_Information provided_.
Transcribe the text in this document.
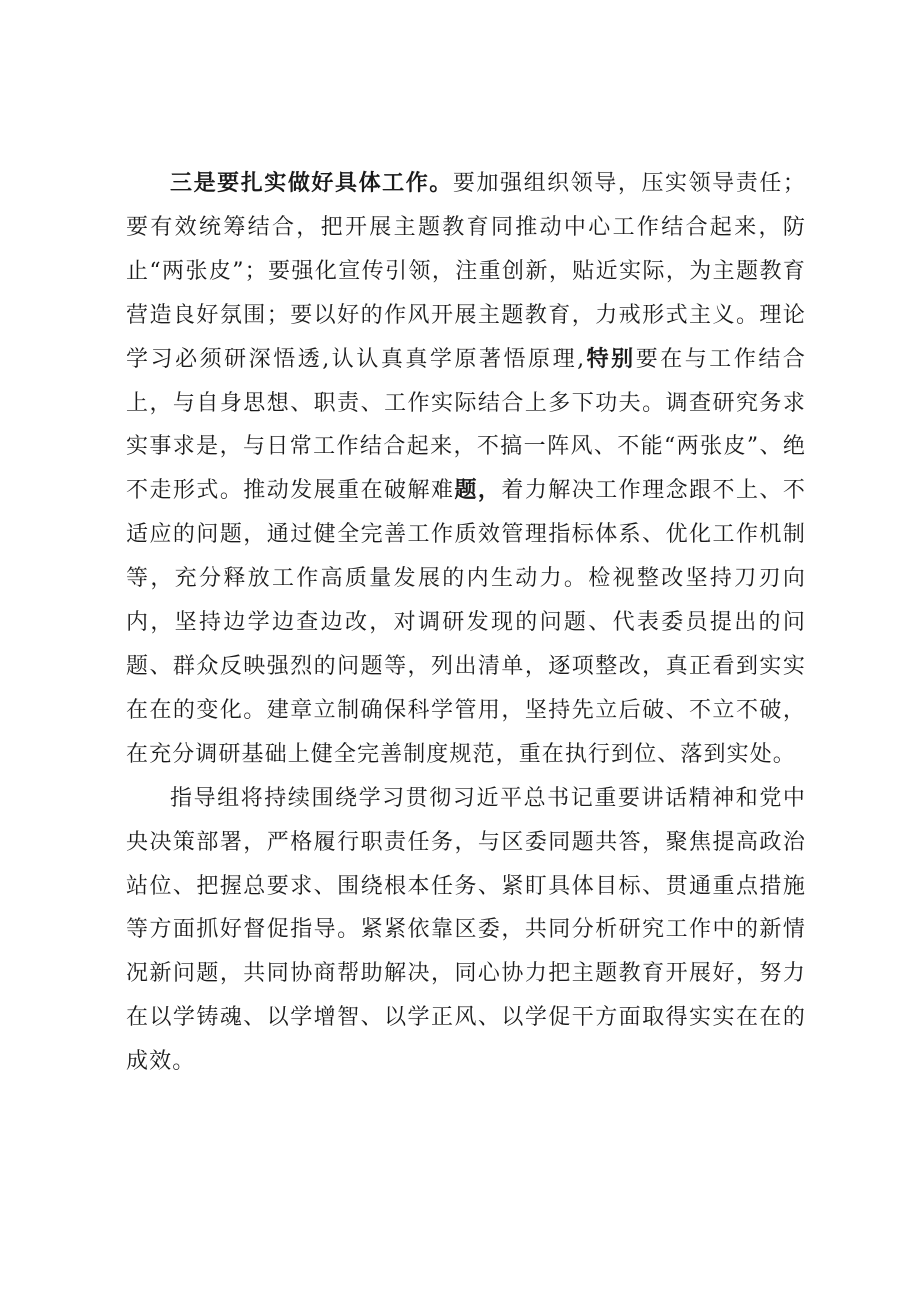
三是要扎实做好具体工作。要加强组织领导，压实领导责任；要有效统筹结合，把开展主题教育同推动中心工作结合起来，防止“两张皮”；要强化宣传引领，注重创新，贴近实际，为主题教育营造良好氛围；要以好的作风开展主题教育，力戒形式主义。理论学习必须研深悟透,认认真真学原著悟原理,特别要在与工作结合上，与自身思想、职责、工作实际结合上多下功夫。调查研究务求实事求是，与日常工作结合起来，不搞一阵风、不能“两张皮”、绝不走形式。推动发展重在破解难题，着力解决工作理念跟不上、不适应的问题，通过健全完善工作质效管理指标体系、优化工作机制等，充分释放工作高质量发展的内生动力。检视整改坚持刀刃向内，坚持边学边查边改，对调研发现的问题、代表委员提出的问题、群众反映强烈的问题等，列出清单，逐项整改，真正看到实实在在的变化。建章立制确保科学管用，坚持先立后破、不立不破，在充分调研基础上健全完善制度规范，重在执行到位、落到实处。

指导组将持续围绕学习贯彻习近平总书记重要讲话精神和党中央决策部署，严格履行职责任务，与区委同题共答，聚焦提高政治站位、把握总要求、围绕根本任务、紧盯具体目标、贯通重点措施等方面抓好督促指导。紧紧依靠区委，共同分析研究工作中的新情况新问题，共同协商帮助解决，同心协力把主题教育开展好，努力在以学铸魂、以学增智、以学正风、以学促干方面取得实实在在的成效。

==

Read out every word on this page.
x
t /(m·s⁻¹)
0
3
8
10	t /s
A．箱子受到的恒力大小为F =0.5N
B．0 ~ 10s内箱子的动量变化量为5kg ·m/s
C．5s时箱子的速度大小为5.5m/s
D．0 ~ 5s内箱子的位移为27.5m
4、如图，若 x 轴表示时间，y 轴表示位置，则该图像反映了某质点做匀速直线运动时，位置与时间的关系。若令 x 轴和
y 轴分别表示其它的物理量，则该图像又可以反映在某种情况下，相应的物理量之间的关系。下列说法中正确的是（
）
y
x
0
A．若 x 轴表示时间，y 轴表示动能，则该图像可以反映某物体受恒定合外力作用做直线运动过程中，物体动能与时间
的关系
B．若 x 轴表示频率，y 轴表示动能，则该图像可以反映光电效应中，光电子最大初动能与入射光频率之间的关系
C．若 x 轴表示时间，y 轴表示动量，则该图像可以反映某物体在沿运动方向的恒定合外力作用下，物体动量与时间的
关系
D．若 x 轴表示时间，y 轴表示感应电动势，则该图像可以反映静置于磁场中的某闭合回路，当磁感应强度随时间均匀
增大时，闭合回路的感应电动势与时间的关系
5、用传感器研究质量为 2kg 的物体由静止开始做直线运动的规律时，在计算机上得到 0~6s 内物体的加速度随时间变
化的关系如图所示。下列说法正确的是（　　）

_Request_.
Check each line of the records for the word "轴表示时间", and show the lines that contain it.

_Response_.
4、如图，若 x 轴表示时间，y 轴表示位置，则该图像反映了某质点做匀速直线运动时，位置与时间的关系。若令 x 轴和
A．若 x 轴表示时间，y 轴表示动能，则该图像可以反映某物体受恒定合外力作用做直线运动过程中，物体动能与时间
C．若 x 轴表示时间，y 轴表示动量，则该图像可以反映某物体在沿运动方向的恒定合外力作用下，物体动量与时间的
D．若 x 轴表示时间，y 轴表示感应电动势，则该图像可以反映静置于磁场中的某闭合回路，当磁感应强度随时间均匀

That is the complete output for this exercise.